====== RECORDS TO USE ======

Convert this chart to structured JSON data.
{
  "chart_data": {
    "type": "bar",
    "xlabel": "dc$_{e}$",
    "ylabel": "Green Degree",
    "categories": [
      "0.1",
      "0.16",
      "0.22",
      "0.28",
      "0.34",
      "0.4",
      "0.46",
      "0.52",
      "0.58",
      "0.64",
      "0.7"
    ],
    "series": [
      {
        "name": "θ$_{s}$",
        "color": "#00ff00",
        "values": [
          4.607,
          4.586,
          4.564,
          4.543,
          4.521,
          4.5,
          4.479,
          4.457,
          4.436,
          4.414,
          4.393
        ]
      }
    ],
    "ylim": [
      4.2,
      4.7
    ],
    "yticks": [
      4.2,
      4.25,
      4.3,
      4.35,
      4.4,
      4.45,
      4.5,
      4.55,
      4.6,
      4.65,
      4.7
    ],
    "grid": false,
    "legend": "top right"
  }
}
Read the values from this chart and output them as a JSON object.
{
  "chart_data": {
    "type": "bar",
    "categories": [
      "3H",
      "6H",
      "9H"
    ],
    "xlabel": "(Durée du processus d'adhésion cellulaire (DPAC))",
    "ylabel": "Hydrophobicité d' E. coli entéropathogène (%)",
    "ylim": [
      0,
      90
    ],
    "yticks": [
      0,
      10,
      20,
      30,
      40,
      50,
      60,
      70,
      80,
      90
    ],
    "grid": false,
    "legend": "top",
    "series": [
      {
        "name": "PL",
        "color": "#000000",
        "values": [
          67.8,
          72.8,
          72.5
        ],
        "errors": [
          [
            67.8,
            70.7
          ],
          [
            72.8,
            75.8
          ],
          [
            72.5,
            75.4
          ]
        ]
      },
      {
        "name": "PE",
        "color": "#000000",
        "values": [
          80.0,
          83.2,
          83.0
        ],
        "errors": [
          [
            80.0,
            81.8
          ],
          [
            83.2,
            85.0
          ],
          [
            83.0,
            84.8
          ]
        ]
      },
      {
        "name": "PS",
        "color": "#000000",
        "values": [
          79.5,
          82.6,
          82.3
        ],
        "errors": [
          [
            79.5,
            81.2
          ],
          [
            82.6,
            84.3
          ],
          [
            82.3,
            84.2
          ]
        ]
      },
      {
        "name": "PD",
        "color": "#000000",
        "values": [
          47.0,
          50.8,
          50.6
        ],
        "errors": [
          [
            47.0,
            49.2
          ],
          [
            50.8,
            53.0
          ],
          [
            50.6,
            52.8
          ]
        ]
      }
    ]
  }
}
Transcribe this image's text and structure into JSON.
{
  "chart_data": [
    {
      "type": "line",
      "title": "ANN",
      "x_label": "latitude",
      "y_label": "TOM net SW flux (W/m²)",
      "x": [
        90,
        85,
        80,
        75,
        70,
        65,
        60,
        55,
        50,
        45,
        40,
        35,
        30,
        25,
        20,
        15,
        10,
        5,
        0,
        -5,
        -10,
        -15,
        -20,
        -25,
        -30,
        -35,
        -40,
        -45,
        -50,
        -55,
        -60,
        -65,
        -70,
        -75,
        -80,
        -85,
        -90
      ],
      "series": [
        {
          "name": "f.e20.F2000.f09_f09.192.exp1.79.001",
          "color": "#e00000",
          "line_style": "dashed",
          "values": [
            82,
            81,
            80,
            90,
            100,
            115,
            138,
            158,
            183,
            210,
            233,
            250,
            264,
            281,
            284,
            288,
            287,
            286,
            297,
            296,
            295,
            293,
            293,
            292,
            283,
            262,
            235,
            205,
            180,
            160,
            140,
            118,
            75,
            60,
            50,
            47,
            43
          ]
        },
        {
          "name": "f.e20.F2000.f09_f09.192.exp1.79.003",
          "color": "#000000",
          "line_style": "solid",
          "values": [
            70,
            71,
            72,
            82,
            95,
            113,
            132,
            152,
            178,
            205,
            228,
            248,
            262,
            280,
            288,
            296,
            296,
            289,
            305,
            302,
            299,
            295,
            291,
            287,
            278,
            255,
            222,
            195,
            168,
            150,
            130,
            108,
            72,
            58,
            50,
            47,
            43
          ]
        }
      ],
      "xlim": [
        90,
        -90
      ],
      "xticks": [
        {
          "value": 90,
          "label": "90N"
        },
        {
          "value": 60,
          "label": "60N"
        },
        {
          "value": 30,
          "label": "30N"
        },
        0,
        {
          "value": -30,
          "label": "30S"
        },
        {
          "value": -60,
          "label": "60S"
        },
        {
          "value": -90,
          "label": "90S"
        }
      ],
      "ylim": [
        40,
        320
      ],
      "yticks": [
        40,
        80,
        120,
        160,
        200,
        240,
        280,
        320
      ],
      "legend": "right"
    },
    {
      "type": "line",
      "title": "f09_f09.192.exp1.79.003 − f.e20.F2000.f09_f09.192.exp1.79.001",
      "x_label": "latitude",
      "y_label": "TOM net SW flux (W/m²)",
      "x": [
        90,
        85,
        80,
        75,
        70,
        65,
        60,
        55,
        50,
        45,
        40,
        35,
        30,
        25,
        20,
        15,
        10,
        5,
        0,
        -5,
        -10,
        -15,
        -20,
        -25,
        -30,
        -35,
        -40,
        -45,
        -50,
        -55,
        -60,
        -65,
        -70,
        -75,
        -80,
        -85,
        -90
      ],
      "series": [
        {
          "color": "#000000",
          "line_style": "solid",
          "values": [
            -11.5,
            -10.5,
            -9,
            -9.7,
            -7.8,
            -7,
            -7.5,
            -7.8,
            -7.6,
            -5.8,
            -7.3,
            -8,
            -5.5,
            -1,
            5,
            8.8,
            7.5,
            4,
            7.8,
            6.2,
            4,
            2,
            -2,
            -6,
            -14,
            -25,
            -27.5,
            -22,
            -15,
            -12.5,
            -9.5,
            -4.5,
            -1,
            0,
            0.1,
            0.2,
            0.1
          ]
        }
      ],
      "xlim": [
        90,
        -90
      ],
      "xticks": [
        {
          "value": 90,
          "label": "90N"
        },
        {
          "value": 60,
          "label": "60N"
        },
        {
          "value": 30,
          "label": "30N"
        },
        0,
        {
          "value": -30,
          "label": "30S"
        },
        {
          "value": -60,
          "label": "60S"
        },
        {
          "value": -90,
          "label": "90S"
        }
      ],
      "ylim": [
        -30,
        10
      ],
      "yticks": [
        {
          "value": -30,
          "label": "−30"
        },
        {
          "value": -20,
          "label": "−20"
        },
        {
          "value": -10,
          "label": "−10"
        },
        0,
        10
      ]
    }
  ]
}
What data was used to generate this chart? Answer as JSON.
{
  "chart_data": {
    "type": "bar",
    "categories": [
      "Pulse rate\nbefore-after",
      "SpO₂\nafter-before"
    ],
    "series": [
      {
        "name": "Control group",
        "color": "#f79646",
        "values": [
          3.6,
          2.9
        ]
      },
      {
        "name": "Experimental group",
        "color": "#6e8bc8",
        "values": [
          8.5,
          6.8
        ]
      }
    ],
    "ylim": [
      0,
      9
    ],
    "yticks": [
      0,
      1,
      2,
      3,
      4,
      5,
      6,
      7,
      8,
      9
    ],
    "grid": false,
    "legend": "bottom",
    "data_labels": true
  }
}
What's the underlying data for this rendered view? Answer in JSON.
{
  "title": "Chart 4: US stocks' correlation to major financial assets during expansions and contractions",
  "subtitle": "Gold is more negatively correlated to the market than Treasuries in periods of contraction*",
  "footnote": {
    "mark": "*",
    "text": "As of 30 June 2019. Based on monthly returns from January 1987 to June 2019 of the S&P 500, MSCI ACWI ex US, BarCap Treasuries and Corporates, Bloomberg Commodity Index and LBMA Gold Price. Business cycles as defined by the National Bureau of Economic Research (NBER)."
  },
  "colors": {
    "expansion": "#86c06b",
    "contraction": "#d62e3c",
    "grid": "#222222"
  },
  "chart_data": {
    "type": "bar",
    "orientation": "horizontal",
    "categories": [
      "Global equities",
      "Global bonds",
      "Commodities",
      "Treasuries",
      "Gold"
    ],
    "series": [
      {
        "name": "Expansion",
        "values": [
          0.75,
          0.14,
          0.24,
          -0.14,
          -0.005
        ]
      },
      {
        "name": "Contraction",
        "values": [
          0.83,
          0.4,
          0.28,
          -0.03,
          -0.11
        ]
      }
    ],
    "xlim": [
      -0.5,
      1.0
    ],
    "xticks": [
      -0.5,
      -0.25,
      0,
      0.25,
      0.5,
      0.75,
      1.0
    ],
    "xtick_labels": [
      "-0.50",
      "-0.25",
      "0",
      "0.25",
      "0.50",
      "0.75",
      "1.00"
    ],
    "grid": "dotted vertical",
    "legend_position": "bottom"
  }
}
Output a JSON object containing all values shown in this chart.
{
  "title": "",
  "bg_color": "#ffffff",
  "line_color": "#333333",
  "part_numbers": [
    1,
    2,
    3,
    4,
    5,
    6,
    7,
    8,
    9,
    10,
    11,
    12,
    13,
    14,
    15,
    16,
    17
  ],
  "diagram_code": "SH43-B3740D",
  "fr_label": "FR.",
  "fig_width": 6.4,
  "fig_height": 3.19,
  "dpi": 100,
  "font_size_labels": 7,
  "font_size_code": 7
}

======

| WORK REQUIRED |
Search the listing for the word "name". Copy every line in which it occurs.

| SOLUTION TO THE PROBLEM |
        "name": "θ$_{s}$",
        "name": "PL",
        "name": "PE",
        "name": "PS",
        "name": "PD",
          "name": "f.e20.F2000.f09_f09.192.exp1.79.001",
          "name": "f.e20.F2000.f09_f09.192.exp1.79.003",
        "name": "Control group",
        "name": "Experimental group",
        "name": "Expansion",
        "name": "Contraction",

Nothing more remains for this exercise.